DIRECTIONS – Your task is to extract every line from the material below exactly.

ENTRIES SUPPLIED –
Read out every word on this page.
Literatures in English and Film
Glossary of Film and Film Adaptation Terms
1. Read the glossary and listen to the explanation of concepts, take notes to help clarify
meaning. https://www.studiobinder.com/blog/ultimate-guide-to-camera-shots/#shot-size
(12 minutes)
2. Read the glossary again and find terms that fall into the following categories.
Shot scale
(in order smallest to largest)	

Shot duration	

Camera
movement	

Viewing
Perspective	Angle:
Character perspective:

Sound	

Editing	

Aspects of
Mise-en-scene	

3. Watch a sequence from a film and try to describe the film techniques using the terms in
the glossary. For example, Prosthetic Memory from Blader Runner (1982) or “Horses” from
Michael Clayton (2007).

ANSWER TO THIS TASK –
Read out every word on this page.
Literatures in English and Film
Glossary of Film and Film Adaptation Terms
1. Read the glossary and listen to the explanation of concepts, take notes to help clarify
meaning. https://www.studiobinder.com/blog/ultimate-guide-to-camera-shots/#shot-size
(12 minutes)
2. Read the glossary again and find terms that fall into the following categories.
Shot scale
(in order smallest to largest)	

Shot duration	

Camera
movement	

Viewing
Perspective	Angle:
Character perspective:

Sound	

Editing	

Aspects of
Mise-en-scene	

3. Watch a sequence from a film and try to describe the film techniques using the terms in
the glossary. For example, Prosthetic Memory from Blader Runner (1982) or “Horses” from
Michael Clayton (2007).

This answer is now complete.